---------- DATASET EXCERPTS
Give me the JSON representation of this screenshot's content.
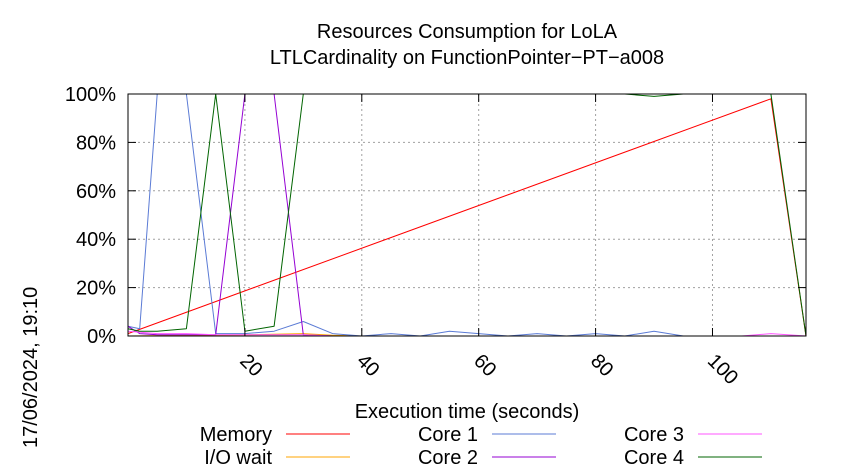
{
  "chart_data": {
    "type": "line",
    "title": "Resources Consumption for LoLA",
    "subtitle": "LTLCardinality on FunctionPointer−PT−a008",
    "xlabel": "Execution time (seconds)",
    "ylabel": "",
    "xlim": [
      0,
      116
    ],
    "ylim": [
      0,
      100
    ],
    "x_ticks": [
      20,
      40,
      60,
      80,
      100
    ],
    "x_tick_labels": [
      "20",
      "40",
      "60",
      "80",
      "100"
    ],
    "y_ticks": [
      0,
      20,
      40,
      60,
      80,
      100
    ],
    "y_tick_labels": [
      "0%",
      "20%",
      "40%",
      "60%",
      "80%",
      "100%"
    ],
    "grid": true,
    "legend_position": "bottom",
    "series": [
      {
        "name": "Memory",
        "color": "#ff0000",
        "points": [
          [
            0,
            1
          ],
          [
            110,
            98
          ],
          [
            116,
            0
          ]
        ]
      },
      {
        "name": "I/O wait",
        "color": "#ffa500",
        "points": [
          [
            0,
            0
          ],
          [
            10,
            0.3
          ],
          [
            20,
            0.5
          ],
          [
            30,
            1
          ],
          [
            35,
            0.3
          ],
          [
            40,
            0
          ],
          [
            116,
            0
          ]
        ]
      },
      {
        "name": "Core 1",
        "color": "#5b7bd5",
        "points": [
          [
            0,
            4
          ],
          [
            2,
            3
          ],
          [
            5,
            100
          ],
          [
            10,
            100
          ],
          [
            15,
            1
          ],
          [
            20,
            1
          ],
          [
            25,
            2
          ],
          [
            30,
            6
          ],
          [
            35,
            1
          ],
          [
            40,
            0
          ],
          [
            45,
            1
          ],
          [
            50,
            0
          ],
          [
            55,
            2
          ],
          [
            60,
            1
          ],
          [
            65,
            0
          ],
          [
            70,
            1
          ],
          [
            75,
            0
          ],
          [
            80,
            1
          ],
          [
            85,
            0
          ],
          [
            90,
            2
          ],
          [
            95,
            0
          ],
          [
            100,
            0
          ],
          [
            105,
            0
          ],
          [
            110,
            0
          ],
          [
            116,
            0
          ]
        ]
      },
      {
        "name": "Core 2",
        "color": "#9400d3",
        "points": [
          [
            0,
            4
          ],
          [
            2,
            1
          ],
          [
            5,
            0.5
          ],
          [
            10,
            0.5
          ],
          [
            15,
            0.5
          ],
          [
            20,
            100
          ],
          [
            25,
            100
          ],
          [
            30,
            0.5
          ],
          [
            35,
            0
          ],
          [
            40,
            0
          ],
          [
            116,
            0
          ]
        ]
      },
      {
        "name": "Core 3",
        "color": "#ff55ff",
        "points": [
          [
            0,
            2
          ],
          [
            5,
            1
          ],
          [
            10,
            1
          ],
          [
            15,
            0.5
          ],
          [
            20,
            0.5
          ],
          [
            25,
            0.5
          ],
          [
            30,
            0.5
          ],
          [
            35,
            0
          ],
          [
            105,
            0
          ],
          [
            110,
            1
          ],
          [
            116,
            0
          ]
        ]
      },
      {
        "name": "Core 4",
        "color": "#006400",
        "points": [
          [
            0,
            3
          ],
          [
            2,
            2
          ],
          [
            5,
            2
          ],
          [
            10,
            3
          ],
          [
            15,
            100
          ],
          [
            20,
            2
          ],
          [
            25,
            4
          ],
          [
            30,
            100
          ],
          [
            40,
            100
          ],
          [
            50,
            100
          ],
          [
            60,
            100
          ],
          [
            70,
            100
          ],
          [
            80,
            100
          ],
          [
            85,
            100
          ],
          [
            90,
            99
          ],
          [
            95,
            100
          ],
          [
            100,
            100
          ],
          [
            105,
            100
          ],
          [
            110,
            100
          ],
          [
            116,
            0
          ]
        ]
      }
    ]
  },
  "timestamp": "17/06/2024, 19:10"
}
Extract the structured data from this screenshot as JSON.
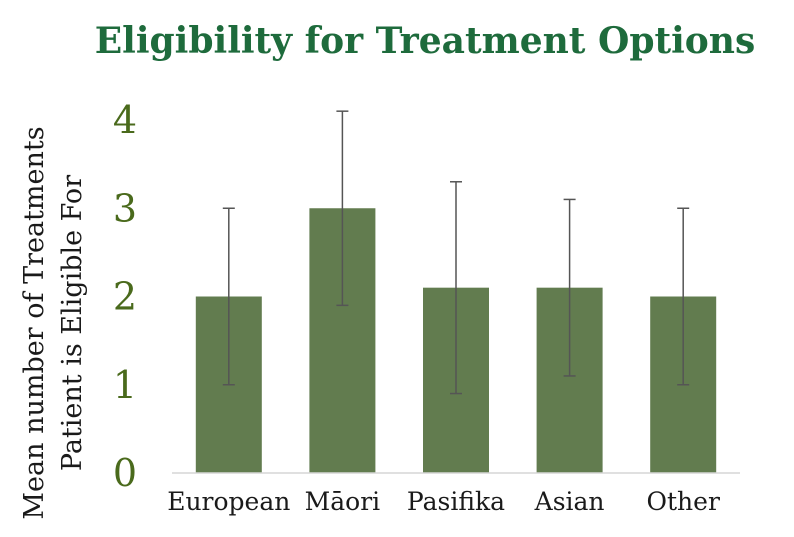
{
  "chart_data": {
    "type": "bar",
    "title": "Eligibility for Treatment Options",
    "ylabel": "Mean number of Treatments Patient is Eligible For",
    "xlabel": "",
    "categories": [
      "European",
      "Māori",
      "Pasifika",
      "Asian",
      "Other"
    ],
    "values": [
      2.0,
      3.0,
      2.1,
      2.1,
      2.0
    ],
    "error_low": [
      1.0,
      1.9,
      0.9,
      1.1,
      1.0
    ],
    "error_high": [
      3.0,
      4.1,
      3.3,
      3.1,
      3.0
    ],
    "ylim": [
      0,
      4
    ],
    "yticks": [
      "0",
      "1",
      "2",
      "3",
      "4"
    ],
    "grid": false,
    "colors": {
      "bar": "#627c4f",
      "error_bar": "#555555",
      "title": "#1e6b3c",
      "ytick": "#4a6a1c",
      "axis": "#d6d6d6"
    }
  }
}
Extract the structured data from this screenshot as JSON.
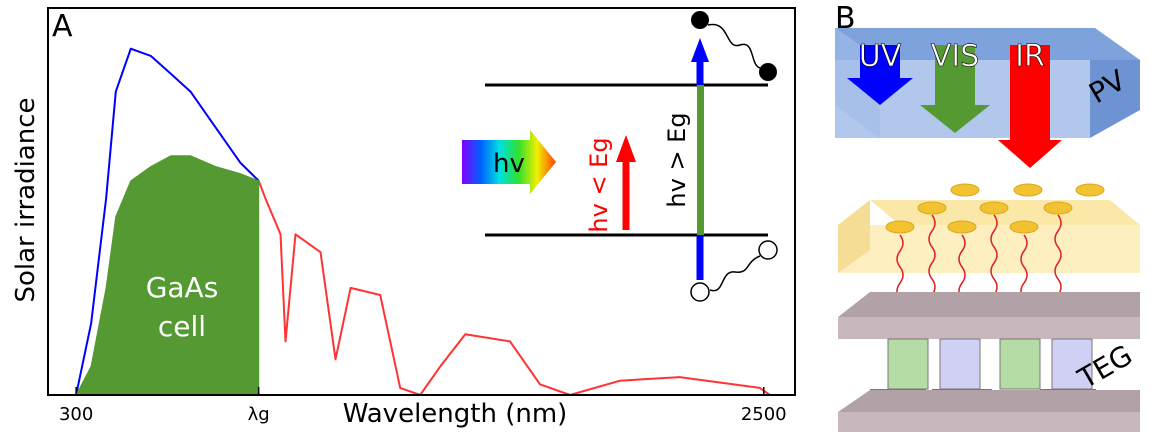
{
  "chart_data": {
    "type": "line",
    "panel_label": "A",
    "xlabel": "Wavelength (nm)",
    "ylabel": "Solar irradiance",
    "xlim": [
      210,
      2600
    ],
    "ylim": [
      0,
      1.0
    ],
    "xticks": [
      300,
      {
        "value": 884,
        "label": "λg"
      },
      2500
    ],
    "x": [
      300,
      348,
      396,
      427,
      475,
      539,
      603,
      666,
      746,
      826,
      884,
      906,
      954,
      970,
      1002,
      1082,
      1130,
      1178,
      1273,
      1337,
      1401,
      1465,
      1545,
      1688,
      1784,
      1880,
      2040,
      2231,
      2487,
      2520
    ],
    "series": [
      {
        "color": "#0000ff",
        "values": [
          0,
          0.2,
          0.55,
          0.85,
          0.97,
          0.95,
          0.9,
          0.85,
          0.75,
          0.65,
          0.6,
          null,
          null,
          null,
          null,
          null,
          null,
          null,
          null,
          null,
          null,
          null,
          null,
          null,
          null,
          null,
          null,
          null,
          null,
          null
        ]
      },
      {
        "color": "#ff3333",
        "values": [
          null,
          null,
          null,
          null,
          null,
          null,
          null,
          null,
          null,
          null,
          0.6,
          0.55,
          0.45,
          0.15,
          0.45,
          0.4,
          0.1,
          0.3,
          0.28,
          0.02,
          0,
          0.08,
          0.17,
          0.15,
          0.03,
          0,
          0.04,
          0.05,
          0.02,
          0
        ]
      },
      {
        "color": "#559933",
        "fill": true,
        "values": [
          0,
          0.08,
          0.3,
          0.5,
          0.6,
          0.64,
          0.67,
          0.67,
          0.64,
          0.62,
          0.6,
          null,
          null,
          null,
          null,
          null,
          null,
          null,
          null,
          null,
          null,
          null,
          null,
          null,
          null,
          null,
          null,
          null,
          null,
          null
        ]
      }
    ],
    "annotations": [
      "GaAs",
      "cell",
      "hv",
      "hv < Eg",
      "hv > Eg"
    ]
  },
  "panel_b": {
    "panel_label": "B",
    "labels": [
      "UV",
      "VIS",
      "IR",
      "PV",
      "TEG"
    ]
  }
}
--------------------
### [TASK TO COMPLETE]
Except for the pictures, copy every line of the records above exactly.

### [TASK SOLUTION]
Give me the JSON representation of this screenshot's content.
{
  "chart_data": {
    "type": "line",
    "title": "Resources Consumption for LoLA",
    "subtitle": "LTLCardinality on FunctionPointer−PT−a008",
    "xlabel": "Execution time (seconds)",
    "ylabel": "",
    "xlim": [
      0,
      116
    ],
    "ylim": [
      0,
      100
    ],
    "x_ticks": [
      20,
      40,
      60,
      80,
      100
    ],
    "x_tick_labels": [
      "20",
      "40",
      "60",
      "80",
      "100"
    ],
    "y_ticks": [
      0,
      20,
      40,
      60,
      80,
      100
    ],
    "y_tick_labels": [
      "0%",
      "20%",
      "40%",
      "60%",
      "80%",
      "100%"
    ],
    "grid": true,
    "legend_position": "bottom",
    "series": [
      {
        "name": "Memory",
        "color": "#ff0000",
        "points": [
          [
            0,
            1
          ],
          [
            110,
            98
          ],
          [
            116,
            0
          ]
        ]
      },
      {
        "name": "I/O wait",
        "color": "#ffa500",
        "points": [
          [
            0,
            0
          ],
          [
            10,
            0.3
          ],
          [
            20,
            0.5
          ],
          [
            30,
            1
          ],
          [
            35,
            0.3
          ],
          [
            40,
            0
          ],
          [
            116,
            0
          ]
        ]
      },
      {
        "name": "Core 1",
        "color": "#5b7bd5",
        "points": [
          [
            0,
            4
          ],
          [
            2,
            3
          ],
          [
            5,
            100
          ],
          [
            10,
            100
          ],
          [
            15,
            1
          ],
          [
            20,
            1
          ],
          [
            25,
            2
          ],
          [
            30,
            6
          ],
          [
            35,
            1
          ],
          [
            40,
            0
          ],
          [
            45,
            1
          ],
          [
            50,
            0
          ],
          [
            55,
            2
          ],
          [
            60,
            1
          ],
          [
            65,
            0
          ],
          [
            70,
            1
          ],
          [
            75,
            0
          ],
          [
            80,
            1
          ],
          [
            85,
            0
          ],
          [
            90,
            2
          ],
          [
            95,
            0
          ],
          [
            100,
            0
          ],
          [
            105,
            0
          ],
          [
            110,
            0
          ],
          [
            116,
            0
          ]
        ]
      },
      {
        "name": "Core 2",
        "color": "#9400d3",
        "points": [
          [
            0,
            4
          ],
          [
            2,
            1
          ],
          [
            5,
            0.5
          ],
          [
            10,
            0.5
          ],
          [
            15,
            0.5
          ],
          [
            20,
            100
          ],
          [
            25,
            100
          ],
          [
            30,
            0.5
          ],
          [
            35,
            0
          ],
          [
            40,
            0
          ],
          [
            116,
            0
          ]
        ]
      },
      {
        "name": "Core 3",
        "color": "#ff55ff",
        "points": [
          [
            0,
            2
          ],
          [
            5,
            1
          ],
          [
            10,
            1
          ],
          [
            15,
            0.5
          ],
          [
            20,
            0.5
          ],
          [
            25,
            0.5
          ],
          [
            30,
            0.5
          ],
          [
            35,
            0
          ],
          [
            105,
            0
          ],
          [
            110,
            1
          ],
          [
            116,
            0
          ]
        ]
      },
      {
        "name": "Core 4",
        "color": "#006400",
        "points": [
          [
            0,
            3
          ],
          [
            2,
            2
          ],
          [
            5,
            2
          ],
          [
            10,
            3
          ],
          [
            15,
            100
          ],
          [
            20,
            2
          ],
          [
            25,
            4
          ],
          [
            30,
            100
          ],
          [
            40,
            100
          ],
          [
            50,
            100
          ],
          [
            60,
            100
          ],
          [
            70,
            100
          ],
          [
            80,
            100
          ],
          [
            85,
            100
          ],
          [
            90,
            99
          ],
          [
            95,
            100
          ],
          [
            100,
            100
          ],
          [
            105,
            100
          ],
          [
            110,
            100
          ],
          [
            116,
            0
          ]
        ]
      }
    ]
  },
  "timestamp": "17/06/2024, 19:10"
}
Extract the structured data from this screenshot as JSON.
{
  "chart_data": {
    "type": "bar",
    "title": "Eligibility for Treatment Options",
    "ylabel": "Mean number of Treatments Patient is Eligible For",
    "xlabel": "",
    "categories": [
      "European",
      "Māori",
      "Pasifika",
      "Asian",
      "Other"
    ],
    "values": [
      2.0,
      3.0,
      2.1,
      2.1,
      2.0
    ],
    "error_low": [
      1.0,
      1.9,
      0.9,
      1.1,
      1.0
    ],
    "error_high": [
      3.0,
      4.1,
      3.3,
      3.1,
      3.0
    ],
    "ylim": [
      0,
      4
    ],
    "yticks": [
      "0",
      "1",
      "2",
      "3",
      "4"
    ],
    "grid": false,
    "colors": {
      "bar": "#627c4f",
      "error_bar": "#555555",
      "title": "#1e6b3c",
      "ytick": "#4a6a1c",
      "axis": "#d6d6d6"
    }
  }
}
Extract the structured data from this screenshot as JSON.
{
  "chart_data": {
    "type": "line",
    "panel_label": "A",
    "xlabel": "Wavelength (nm)",
    "ylabel": "Solar irradiance",
    "xlim": [
      210,
      2600
    ],
    "ylim": [
      0,
      1.0
    ],
    "xticks": [
      300,
      {
        "value": 884,
        "label": "λg"
      },
      2500
    ],
    "x": [
      300,
      348,
      396,
      427,
      475,
      539,
      603,
      666,
      746,
      826,
      884,
      906,
      954,
      970,
      1002,
      1082,
      1130,
      1178,
      1273,
      1337,
      1401,
      1465,
      1545,
      1688,
      1784,
      1880,
      2040,
      2231,
      2487,
      2520
    ],
    "series": [
      {
        "color": "#0000ff",
        "values": [
          0,
          0.2,
          0.55,
          0.85,
          0.97,
          0.95,
          0.9,
          0.85,
          0.75,
          0.65,
          0.6,
          null,
          null,
          null,
          null,
          null,
          null,
          null,
          null,
          null,
          null,
          null,
          null,
          null,
          null,
          null,
          null,
          null,
          null,
          null
        ]
      },
      {
        "color": "#ff3333",
        "values": [
          null,
          null,
          null,
          null,
          null,
          null,
          null,
          null,
          null,
          null,
          0.6,
          0.55,
          0.45,
          0.15,
          0.45,
          0.4,
          0.1,
          0.3,
          0.28,
          0.02,
          0,
          0.08,
          0.17,
          0.15,
          0.03,
          0,
          0.04,
          0.05,
          0.02,
          0
        ]
      },
      {
        "color": "#559933",
        "fill": true,
        "values": [
          0,
          0.08,
          0.3,
          0.5,
          0.6,
          0.64,
          0.67,
          0.67,
          0.64,
          0.62,
          0.6,
          null,
          null,
          null,
          null,
          null,
          null,
          null,
          null,
          null,
          null,
          null,
          null,
          null,
          null,
          null,
          null,
          null,
          null,
          null
        ]
      }
    ],
    "annotations": [
      "GaAs",
      "cell",
      "hv",
      "hv < Eg",
      "hv > Eg"
    ]
  },
  "panel_b": {
    "panel_label": "B",
    "labels": [
      "UV",
      "VIS",
      "IR",
      "PV",
      "TEG"
    ]
  }
}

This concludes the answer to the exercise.